Page text
# Reliable UK Webhosting Companies



## newbeee (Feb 10, 2006)

Just wanted to know if anyone can suggest any web hosting companies that offer a lot of web space. At the moment all I can find are companies based in the USA:4-dontkno

The best company i could find was a US site www.hostmysite.com


----------



## TheGift73 (Oct 17, 2006)

I am currently using Easyspace at the moment with no problems. The only issue I would have is the fact that you can only talk to an actual person for tech help from Mon to Fri 9-5. Apart from that They give you plenty of space and bandwidth (depending on package of course) for a good price.


----------



## clyde123 (Apr 10, 2008)

Probably too late for you Newbeee, but United Hosting are absolutely the only people to go with. The have UK based servers, also US based servers : you get your choice. They're not the cheapest, but they have 24 hour, 365 days a year support, and that is truly fast response and very technically competent.
I'm not their advertising manger, honest, but I am a very happy customer with them, have been for about 4 years. They also have a very active user forum specifically for their customers, and that is also extremely helpful.
Try www (dot) unitedhosting (dot) co (dot) uk
Good luck.


----------



## quirkyspider (Nov 16, 2008)

this is not a recommendation, but one I am considering myself... freeola. they are offering unlimited free webspace if you sign up for them as your isp.


----------

Collected data
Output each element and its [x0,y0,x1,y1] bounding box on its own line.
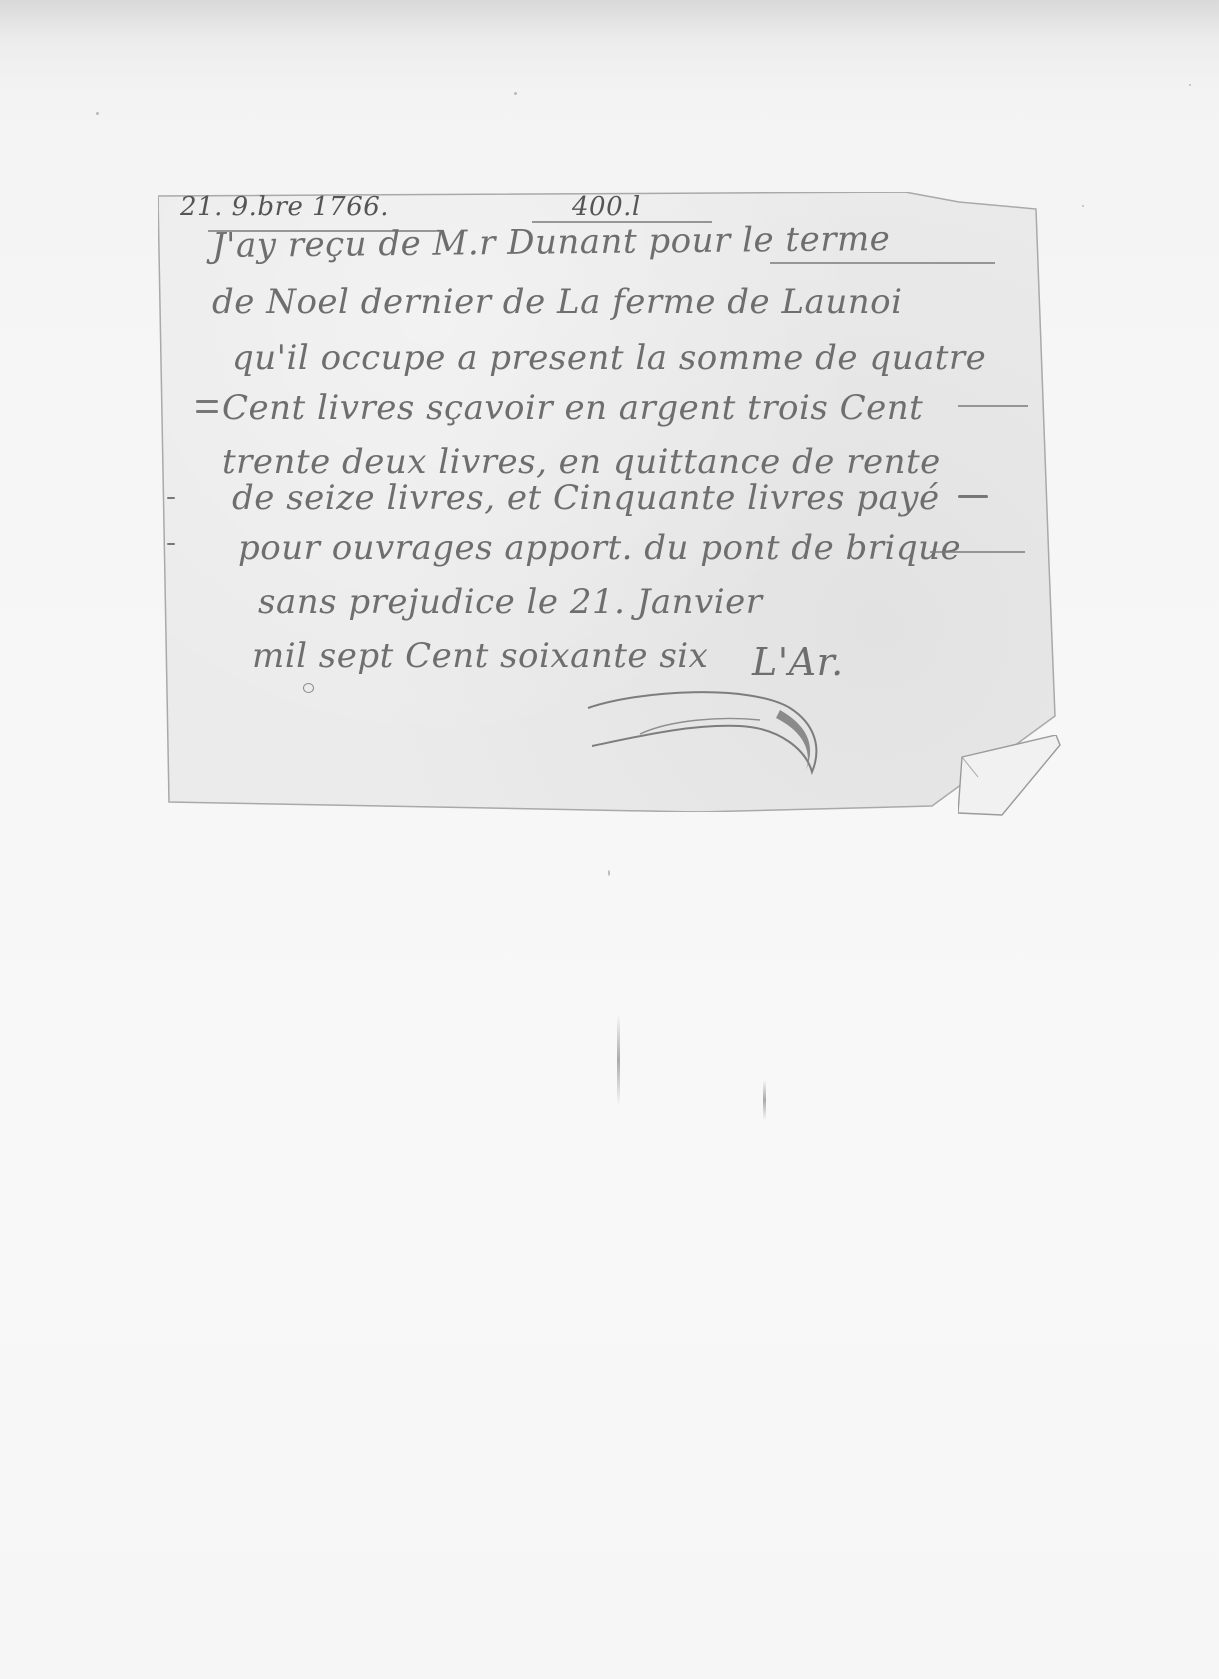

Set task 1
Answer these questions from the web hosting thread:
(a) Which company does TheGift73 currently use?
(b) For about how long has clyde123 been a United Hosting customer?
(c) What does quirkyspider say freeola is offering?
Set task 2
Please output part of the web hosting thread word for word, beginning at the words "I am currently" and stopping after the words "a good price.".
Use only the web hosting thread.

Written reply 1
(a) Easyspace.
(b) About 4 years.
(c) Unlimited free webspace if you sign up for them as your ISP.

Written reply 2
I am currently using Easyspace at the moment with no problems. The only issue I would have is the fact that you can only talk to an actual person for tech help from Mon to Fri 9-5. Apart from that They give you plenty of space and bandwidth (depending on package of course) for a good price.